The problem: Gather every line below where "Flow" appears.

[Start of Source data]

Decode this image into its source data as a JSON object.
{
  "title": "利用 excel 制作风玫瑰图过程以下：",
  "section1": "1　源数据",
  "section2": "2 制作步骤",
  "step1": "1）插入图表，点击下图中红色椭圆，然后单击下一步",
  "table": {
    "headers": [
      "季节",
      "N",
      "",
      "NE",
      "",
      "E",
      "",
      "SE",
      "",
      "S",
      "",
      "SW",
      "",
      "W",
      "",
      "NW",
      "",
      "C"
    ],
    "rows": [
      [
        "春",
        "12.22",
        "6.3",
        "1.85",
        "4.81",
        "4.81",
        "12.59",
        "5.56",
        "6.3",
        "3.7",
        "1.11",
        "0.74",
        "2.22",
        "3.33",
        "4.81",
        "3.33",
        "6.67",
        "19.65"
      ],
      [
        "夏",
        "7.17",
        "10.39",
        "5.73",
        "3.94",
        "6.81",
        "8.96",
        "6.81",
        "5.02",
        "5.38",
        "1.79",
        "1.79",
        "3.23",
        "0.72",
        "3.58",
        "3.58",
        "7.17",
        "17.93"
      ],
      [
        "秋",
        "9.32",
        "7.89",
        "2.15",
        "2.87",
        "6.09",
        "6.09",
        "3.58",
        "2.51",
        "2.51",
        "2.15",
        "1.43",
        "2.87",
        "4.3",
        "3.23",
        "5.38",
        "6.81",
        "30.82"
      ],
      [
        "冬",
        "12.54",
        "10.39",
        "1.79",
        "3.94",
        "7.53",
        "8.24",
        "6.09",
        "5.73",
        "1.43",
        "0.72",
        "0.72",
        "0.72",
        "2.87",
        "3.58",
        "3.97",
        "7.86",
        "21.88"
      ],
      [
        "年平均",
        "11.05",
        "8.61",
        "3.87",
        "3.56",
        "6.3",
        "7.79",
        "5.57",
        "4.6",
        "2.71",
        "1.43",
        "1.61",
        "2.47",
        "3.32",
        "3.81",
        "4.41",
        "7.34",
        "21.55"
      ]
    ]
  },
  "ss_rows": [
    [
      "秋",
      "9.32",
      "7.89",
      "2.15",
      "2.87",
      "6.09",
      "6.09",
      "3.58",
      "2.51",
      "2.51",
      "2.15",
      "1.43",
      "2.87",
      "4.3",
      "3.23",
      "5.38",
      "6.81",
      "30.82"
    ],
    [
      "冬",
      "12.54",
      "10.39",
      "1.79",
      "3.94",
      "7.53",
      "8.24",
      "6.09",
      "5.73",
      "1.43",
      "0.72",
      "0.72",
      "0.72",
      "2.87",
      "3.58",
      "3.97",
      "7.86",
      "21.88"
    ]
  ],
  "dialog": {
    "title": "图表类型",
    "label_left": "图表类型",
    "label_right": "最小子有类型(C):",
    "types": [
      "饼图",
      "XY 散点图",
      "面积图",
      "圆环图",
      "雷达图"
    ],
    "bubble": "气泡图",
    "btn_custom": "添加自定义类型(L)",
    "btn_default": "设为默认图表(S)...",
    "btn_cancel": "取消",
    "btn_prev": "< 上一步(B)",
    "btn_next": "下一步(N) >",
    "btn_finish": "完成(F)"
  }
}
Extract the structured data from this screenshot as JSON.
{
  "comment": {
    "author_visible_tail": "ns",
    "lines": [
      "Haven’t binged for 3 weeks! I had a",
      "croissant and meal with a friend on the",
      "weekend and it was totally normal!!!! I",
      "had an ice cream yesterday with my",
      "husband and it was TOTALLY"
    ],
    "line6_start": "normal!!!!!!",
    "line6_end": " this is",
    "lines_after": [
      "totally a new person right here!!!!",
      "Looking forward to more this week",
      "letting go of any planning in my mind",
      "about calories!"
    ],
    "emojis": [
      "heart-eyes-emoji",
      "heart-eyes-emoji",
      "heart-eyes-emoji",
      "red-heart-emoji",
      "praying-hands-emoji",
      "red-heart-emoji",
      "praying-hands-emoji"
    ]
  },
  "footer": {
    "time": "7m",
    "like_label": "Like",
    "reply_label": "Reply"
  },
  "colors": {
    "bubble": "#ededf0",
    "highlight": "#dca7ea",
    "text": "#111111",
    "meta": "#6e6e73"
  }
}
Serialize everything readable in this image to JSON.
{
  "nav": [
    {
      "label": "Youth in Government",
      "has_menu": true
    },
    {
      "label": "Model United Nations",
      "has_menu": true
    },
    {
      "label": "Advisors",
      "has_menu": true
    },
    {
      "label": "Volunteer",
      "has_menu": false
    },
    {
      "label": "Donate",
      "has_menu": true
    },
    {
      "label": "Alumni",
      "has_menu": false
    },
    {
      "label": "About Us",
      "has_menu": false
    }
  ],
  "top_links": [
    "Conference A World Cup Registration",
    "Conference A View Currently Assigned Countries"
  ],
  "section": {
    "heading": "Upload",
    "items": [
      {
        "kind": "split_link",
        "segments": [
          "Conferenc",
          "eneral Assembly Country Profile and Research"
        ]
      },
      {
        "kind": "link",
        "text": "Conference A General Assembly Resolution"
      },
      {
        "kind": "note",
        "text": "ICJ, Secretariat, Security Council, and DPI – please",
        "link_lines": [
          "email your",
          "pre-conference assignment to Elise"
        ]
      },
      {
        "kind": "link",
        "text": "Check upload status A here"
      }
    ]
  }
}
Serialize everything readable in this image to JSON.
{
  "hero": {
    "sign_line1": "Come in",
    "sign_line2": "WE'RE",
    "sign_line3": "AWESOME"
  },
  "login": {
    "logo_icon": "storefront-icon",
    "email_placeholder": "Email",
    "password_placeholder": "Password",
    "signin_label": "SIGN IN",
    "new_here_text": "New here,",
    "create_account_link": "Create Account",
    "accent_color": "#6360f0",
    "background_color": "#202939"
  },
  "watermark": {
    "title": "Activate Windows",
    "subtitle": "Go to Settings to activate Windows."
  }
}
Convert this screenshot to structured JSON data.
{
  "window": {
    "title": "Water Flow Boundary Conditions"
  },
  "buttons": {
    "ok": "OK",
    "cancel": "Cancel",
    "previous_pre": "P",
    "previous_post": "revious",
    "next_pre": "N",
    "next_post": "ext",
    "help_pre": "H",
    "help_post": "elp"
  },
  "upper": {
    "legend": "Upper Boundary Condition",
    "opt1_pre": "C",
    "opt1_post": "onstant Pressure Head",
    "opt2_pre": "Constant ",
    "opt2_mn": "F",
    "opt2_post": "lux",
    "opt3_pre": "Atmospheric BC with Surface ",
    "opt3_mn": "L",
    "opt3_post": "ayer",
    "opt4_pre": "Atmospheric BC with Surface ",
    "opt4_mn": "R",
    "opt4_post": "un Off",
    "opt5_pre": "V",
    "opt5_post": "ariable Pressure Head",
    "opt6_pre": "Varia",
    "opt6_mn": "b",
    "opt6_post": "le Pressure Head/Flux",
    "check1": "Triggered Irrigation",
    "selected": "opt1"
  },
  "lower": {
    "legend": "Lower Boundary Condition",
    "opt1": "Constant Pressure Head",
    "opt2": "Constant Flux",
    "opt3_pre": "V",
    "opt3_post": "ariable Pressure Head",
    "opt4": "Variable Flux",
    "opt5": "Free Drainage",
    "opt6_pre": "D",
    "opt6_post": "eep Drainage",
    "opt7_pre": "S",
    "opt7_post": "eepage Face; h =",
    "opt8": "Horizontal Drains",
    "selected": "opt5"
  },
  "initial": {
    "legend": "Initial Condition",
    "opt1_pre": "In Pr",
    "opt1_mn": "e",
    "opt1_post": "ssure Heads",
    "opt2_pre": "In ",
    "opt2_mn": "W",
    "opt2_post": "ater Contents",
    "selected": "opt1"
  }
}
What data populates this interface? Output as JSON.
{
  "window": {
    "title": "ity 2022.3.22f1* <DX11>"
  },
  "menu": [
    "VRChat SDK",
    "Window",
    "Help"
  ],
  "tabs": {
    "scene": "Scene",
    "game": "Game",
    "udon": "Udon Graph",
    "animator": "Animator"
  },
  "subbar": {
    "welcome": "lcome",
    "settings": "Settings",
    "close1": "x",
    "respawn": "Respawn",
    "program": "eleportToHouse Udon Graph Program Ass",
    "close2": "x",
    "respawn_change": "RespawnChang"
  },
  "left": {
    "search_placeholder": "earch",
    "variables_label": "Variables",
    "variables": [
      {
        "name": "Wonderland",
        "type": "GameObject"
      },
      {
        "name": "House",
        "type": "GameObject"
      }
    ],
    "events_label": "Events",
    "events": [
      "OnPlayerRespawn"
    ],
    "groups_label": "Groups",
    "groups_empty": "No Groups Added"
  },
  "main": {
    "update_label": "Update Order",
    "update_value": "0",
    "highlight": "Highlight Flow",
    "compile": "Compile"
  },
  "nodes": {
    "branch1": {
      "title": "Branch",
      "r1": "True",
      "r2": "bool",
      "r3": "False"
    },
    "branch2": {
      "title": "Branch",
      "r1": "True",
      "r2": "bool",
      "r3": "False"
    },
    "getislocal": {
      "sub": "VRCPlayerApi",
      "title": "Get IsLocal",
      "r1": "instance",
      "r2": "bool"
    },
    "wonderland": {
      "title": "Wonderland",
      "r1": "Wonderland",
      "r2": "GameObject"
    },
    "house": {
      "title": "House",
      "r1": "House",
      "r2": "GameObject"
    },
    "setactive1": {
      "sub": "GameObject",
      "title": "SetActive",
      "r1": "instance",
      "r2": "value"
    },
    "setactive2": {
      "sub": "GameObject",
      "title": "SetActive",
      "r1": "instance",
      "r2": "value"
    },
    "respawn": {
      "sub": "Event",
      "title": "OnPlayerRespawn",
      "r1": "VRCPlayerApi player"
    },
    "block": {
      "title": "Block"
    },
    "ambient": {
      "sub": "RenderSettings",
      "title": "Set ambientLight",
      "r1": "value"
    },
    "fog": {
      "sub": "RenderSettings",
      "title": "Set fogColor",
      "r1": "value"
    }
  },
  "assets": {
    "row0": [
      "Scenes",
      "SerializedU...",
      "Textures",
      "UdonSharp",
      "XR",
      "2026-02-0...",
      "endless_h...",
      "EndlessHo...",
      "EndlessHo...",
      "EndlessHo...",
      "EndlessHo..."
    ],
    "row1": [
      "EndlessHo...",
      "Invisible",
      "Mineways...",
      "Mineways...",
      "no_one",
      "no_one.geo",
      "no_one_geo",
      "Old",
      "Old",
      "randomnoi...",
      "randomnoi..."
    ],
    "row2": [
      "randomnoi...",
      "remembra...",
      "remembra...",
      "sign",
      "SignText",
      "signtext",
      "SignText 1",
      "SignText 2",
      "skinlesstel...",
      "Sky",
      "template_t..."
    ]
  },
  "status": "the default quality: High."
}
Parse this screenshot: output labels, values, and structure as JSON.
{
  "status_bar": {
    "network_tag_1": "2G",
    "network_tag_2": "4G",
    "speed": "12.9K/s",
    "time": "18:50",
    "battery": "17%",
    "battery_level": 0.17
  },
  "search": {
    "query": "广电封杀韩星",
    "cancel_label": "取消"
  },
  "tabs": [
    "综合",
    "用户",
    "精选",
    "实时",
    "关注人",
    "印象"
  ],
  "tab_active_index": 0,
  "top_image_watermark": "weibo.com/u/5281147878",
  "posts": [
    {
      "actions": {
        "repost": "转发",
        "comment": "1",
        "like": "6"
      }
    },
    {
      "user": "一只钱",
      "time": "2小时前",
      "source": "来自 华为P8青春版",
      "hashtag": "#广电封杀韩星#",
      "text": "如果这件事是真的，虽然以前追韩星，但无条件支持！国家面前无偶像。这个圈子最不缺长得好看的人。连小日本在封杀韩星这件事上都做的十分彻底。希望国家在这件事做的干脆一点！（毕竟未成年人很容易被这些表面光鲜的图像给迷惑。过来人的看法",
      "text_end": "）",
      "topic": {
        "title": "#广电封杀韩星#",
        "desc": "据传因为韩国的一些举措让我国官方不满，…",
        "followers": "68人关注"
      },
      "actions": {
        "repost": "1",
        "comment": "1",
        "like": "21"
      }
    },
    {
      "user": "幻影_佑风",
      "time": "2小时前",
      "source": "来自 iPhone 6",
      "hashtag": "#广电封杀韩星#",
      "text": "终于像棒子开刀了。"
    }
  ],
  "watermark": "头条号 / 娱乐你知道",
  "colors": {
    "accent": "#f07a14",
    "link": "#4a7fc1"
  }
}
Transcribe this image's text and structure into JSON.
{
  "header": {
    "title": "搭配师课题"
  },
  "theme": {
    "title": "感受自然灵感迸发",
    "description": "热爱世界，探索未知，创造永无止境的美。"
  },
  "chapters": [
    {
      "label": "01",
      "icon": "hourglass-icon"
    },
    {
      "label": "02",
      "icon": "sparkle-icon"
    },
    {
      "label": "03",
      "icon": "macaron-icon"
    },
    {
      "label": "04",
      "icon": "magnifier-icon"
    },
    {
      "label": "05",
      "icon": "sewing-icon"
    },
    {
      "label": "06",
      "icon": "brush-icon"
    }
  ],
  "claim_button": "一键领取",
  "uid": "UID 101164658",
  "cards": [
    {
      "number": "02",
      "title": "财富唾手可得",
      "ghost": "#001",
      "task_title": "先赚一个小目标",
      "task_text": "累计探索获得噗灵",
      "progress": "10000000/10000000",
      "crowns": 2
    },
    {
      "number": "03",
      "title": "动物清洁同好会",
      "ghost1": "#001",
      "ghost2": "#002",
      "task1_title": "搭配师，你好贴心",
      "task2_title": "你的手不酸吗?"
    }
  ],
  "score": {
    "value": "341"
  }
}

[End of Source data]

Problem solution:
    "title": "Water Flow Boundary Conditions"
    "highlight": "Highlight Flow",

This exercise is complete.